Saved entries:

- - -

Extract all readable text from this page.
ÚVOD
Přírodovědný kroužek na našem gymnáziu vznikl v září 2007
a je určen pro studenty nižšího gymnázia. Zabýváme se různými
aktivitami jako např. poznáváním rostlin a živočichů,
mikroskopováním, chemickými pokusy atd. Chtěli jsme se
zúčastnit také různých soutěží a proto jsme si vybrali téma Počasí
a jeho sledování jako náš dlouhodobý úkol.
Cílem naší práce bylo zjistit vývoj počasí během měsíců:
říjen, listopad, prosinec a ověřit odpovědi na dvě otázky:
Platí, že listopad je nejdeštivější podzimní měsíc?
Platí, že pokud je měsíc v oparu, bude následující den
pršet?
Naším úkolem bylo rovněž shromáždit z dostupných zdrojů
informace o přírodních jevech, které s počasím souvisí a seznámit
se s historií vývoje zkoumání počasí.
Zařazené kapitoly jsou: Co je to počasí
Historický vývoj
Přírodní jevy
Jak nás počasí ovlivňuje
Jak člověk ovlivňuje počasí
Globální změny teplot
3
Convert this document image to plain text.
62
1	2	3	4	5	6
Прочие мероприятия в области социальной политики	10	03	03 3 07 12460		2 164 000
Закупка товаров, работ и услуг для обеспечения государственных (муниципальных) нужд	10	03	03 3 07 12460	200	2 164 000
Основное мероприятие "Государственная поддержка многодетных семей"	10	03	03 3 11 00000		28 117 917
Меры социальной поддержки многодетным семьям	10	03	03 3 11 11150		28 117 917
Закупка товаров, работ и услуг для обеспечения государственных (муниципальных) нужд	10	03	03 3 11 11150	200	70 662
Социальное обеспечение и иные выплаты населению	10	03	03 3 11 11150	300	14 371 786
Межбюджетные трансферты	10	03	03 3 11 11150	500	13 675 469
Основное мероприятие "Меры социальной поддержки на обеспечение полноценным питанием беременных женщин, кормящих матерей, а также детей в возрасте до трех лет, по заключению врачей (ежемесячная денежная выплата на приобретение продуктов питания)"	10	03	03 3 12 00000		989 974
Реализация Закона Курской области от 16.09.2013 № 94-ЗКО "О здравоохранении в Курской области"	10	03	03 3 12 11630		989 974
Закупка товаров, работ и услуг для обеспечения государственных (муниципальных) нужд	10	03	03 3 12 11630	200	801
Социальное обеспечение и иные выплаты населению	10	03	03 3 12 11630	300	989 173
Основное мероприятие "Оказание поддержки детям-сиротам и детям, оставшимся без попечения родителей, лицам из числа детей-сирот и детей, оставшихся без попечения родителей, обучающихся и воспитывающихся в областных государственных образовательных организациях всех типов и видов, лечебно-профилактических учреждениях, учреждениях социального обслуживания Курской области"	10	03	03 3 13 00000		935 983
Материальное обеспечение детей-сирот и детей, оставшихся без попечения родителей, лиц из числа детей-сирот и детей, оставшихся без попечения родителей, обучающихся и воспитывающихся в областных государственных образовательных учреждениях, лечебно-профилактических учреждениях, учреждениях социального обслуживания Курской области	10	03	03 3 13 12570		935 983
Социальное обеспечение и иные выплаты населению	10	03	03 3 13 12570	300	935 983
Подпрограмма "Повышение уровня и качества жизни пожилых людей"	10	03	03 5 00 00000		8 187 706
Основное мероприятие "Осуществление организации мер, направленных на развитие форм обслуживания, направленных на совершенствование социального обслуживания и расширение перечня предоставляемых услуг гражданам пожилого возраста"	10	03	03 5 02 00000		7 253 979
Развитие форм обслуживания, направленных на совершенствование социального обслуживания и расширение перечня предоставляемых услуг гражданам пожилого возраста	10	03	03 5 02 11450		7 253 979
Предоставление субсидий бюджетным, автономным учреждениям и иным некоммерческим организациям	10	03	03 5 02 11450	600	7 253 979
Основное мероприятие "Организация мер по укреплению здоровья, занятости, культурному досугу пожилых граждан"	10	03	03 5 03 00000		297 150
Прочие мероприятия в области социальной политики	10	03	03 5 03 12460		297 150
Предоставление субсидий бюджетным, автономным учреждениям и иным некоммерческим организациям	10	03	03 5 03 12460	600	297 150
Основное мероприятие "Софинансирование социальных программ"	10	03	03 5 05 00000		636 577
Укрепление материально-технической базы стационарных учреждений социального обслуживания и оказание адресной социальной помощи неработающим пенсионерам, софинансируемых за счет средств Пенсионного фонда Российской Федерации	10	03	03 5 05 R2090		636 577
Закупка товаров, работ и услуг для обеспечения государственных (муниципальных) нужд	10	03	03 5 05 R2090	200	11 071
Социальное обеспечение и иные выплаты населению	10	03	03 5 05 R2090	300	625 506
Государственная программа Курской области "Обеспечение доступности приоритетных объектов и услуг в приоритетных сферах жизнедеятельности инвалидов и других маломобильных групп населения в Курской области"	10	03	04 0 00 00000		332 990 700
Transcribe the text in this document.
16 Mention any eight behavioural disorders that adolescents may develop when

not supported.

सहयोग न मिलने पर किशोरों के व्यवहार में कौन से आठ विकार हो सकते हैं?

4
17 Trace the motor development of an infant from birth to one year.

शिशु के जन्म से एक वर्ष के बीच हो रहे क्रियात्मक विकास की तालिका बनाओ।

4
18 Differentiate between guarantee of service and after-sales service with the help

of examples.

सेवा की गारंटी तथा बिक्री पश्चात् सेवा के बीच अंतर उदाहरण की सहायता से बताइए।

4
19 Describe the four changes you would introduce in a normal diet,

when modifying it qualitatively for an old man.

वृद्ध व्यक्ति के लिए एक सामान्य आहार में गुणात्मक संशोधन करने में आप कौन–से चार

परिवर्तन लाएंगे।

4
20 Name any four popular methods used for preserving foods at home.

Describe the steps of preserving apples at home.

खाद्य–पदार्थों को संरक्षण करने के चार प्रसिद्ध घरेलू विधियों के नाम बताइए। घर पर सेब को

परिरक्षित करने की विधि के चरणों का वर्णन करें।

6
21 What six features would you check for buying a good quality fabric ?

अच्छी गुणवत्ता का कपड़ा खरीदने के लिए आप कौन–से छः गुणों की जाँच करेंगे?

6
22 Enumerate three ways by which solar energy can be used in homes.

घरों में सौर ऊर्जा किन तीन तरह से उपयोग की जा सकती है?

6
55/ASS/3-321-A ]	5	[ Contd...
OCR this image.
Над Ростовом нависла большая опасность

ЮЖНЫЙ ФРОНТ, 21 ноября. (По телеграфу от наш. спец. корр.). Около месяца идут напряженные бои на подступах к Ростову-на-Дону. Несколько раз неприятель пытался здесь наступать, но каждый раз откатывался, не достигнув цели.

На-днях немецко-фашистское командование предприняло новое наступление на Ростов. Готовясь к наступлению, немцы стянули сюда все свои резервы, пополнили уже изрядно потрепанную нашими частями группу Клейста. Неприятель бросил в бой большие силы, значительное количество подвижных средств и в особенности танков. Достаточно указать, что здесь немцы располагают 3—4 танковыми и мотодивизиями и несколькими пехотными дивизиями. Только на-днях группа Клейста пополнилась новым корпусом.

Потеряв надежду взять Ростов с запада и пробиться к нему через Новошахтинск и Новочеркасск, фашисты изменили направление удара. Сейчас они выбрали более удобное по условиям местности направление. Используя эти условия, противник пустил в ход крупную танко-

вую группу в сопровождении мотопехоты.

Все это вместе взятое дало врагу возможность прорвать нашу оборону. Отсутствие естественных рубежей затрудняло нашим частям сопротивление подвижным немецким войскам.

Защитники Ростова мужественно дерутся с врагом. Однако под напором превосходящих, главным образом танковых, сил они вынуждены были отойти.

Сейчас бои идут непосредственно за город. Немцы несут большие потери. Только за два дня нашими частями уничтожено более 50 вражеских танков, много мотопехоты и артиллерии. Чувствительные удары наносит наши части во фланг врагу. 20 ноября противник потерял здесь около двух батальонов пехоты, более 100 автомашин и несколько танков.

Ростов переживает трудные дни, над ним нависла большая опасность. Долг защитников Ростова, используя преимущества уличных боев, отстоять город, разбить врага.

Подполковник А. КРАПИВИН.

- - -

## Your objective:
Identify each line in the records above that contains the word "некоммерческим", and copy it out in full.

## In response:
Предоставление субсидий бюджетным, автономным учреждениям и иным некоммерческим организациям	10	03	03 5 02 11450	600	7 253 979
Предоставление субсидий бюджетным, автономным учреждениям и иным некоммерческим организациям	10	03	03 5 03 12460	600	297 150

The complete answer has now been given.